* _WHAT THE EXERCISE ASKS_
Repeat the entire listing exactly.

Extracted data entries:
....................
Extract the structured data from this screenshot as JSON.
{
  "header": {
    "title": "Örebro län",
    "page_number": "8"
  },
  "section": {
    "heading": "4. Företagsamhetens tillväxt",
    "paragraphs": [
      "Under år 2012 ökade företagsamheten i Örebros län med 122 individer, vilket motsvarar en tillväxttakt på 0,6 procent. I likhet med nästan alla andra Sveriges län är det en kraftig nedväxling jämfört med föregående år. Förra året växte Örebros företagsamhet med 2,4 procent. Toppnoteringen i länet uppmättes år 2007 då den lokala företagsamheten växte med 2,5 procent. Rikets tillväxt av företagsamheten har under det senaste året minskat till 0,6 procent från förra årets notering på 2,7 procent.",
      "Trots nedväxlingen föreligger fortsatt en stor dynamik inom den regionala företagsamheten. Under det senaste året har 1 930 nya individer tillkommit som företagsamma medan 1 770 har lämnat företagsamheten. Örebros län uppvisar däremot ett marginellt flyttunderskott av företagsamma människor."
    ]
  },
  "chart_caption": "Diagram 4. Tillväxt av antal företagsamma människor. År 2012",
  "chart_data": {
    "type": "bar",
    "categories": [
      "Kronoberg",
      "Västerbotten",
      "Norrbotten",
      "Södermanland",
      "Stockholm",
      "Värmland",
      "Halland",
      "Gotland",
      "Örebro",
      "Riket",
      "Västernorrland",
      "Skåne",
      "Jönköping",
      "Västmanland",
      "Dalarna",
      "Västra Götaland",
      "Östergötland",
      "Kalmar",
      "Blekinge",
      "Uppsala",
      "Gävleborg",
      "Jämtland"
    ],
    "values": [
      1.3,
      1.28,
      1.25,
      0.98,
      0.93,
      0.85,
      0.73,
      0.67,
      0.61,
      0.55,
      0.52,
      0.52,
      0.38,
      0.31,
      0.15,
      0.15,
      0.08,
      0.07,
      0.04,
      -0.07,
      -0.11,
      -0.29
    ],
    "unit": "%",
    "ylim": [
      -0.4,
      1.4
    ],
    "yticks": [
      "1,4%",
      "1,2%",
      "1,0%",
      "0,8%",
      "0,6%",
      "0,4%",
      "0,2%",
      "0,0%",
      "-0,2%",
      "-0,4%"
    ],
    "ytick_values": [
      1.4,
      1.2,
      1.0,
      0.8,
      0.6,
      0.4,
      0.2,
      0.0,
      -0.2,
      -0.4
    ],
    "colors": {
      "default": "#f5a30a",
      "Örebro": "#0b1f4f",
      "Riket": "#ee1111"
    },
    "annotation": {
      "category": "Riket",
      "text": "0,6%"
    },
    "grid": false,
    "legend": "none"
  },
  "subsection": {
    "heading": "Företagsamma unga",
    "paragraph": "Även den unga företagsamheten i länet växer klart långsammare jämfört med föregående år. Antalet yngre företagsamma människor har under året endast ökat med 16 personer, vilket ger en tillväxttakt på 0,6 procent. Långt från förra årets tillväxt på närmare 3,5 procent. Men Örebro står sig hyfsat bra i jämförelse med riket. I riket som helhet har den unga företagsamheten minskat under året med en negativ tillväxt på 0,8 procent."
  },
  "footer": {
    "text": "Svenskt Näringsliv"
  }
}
....................
* _EXERCISE SOLUTION_
Extract the structured data from this screenshot as JSON.
{
  "header": {
    "title": "Örebro län",
    "page_number": "8"
  },
  "section": {
    "heading": "4. Företagsamhetens tillväxt",
    "paragraphs": [
      "Under år 2012 ökade företagsamheten i Örebros län med 122 individer, vilket motsvarar en tillväxttakt på 0,6 procent. I likhet med nästan alla andra Sveriges län är det en kraftig nedväxling jämfört med föregående år. Förra året växte Örebros företagsamhet med 2,4 procent. Toppnoteringen i länet uppmättes år 2007 då den lokala företagsamheten växte med 2,5 procent. Rikets tillväxt av företagsamheten har under det senaste året minskat till 0,6 procent från förra årets notering på 2,7 procent.",
      "Trots nedväxlingen föreligger fortsatt en stor dynamik inom den regionala företagsamheten. Under det senaste året har 1 930 nya individer tillkommit som företagsamma medan 1 770 har lämnat företagsamheten. Örebros län uppvisar däremot ett marginellt flyttunderskott av företagsamma människor."
    ]
  },
  "chart_caption": "Diagram 4. Tillväxt av antal företagsamma människor. År 2012",
  "chart_data": {
    "type": "bar",
    "categories": [
      "Kronoberg",
      "Västerbotten",
      "Norrbotten",
      "Södermanland",
      "Stockholm",
      "Värmland",
      "Halland",
      "Gotland",
      "Örebro",
      "Riket",
      "Västernorrland",
      "Skåne",
      "Jönköping",
      "Västmanland",
      "Dalarna",
      "Västra Götaland",
      "Östergötland",
      "Kalmar",
      "Blekinge",
      "Uppsala",
      "Gävleborg",
      "Jämtland"
    ],
    "values": [
      1.3,
      1.28,
      1.25,
      0.98,
      0.93,
      0.85,
      0.73,
      0.67,
      0.61,
      0.55,
      0.52,
      0.52,
      0.38,
      0.31,
      0.15,
      0.15,
      0.08,
      0.07,
      0.04,
      -0.07,
      -0.11,
      -0.29
    ],
    "unit": "%",
    "ylim": [
      -0.4,
      1.4
    ],
    "yticks": [
      "1,4%",
      "1,2%",
      "1,0%",
      "0,8%",
      "0,6%",
      "0,4%",
      "0,2%",
      "0,0%",
      "-0,2%",
      "-0,4%"
    ],
    "ytick_values": [
      1.4,
      1.2,
      1.0,
      0.8,
      0.6,
      0.4,
      0.2,
      0.0,
      -0.2,
      -0.4
    ],
    "colors": {
      "default": "#f5a30a",
      "Örebro": "#0b1f4f",
      "Riket": "#ee1111"
    },
    "annotation": {
      "category": "Riket",
      "text": "0,6%"
    },
    "grid": false,
    "legend": "none"
  },
  "subsection": {
    "heading": "Företagsamma unga",
    "paragraph": "Även den unga företagsamheten i länet växer klart långsammare jämfört med föregående år. Antalet yngre företagsamma människor har under året endast ökat med 16 personer, vilket ger en tillväxttakt på 0,6 procent. Långt från förra årets tillväxt på närmare 3,5 procent. Men Örebro står sig hyfsat bra i jämförelse med riket. I riket som helhet har den unga företagsamheten minskat under året med en negativ tillväxt på 0,8 procent."
  },
  "footer": {
    "text": "Svenskt Näringsliv"
  }
}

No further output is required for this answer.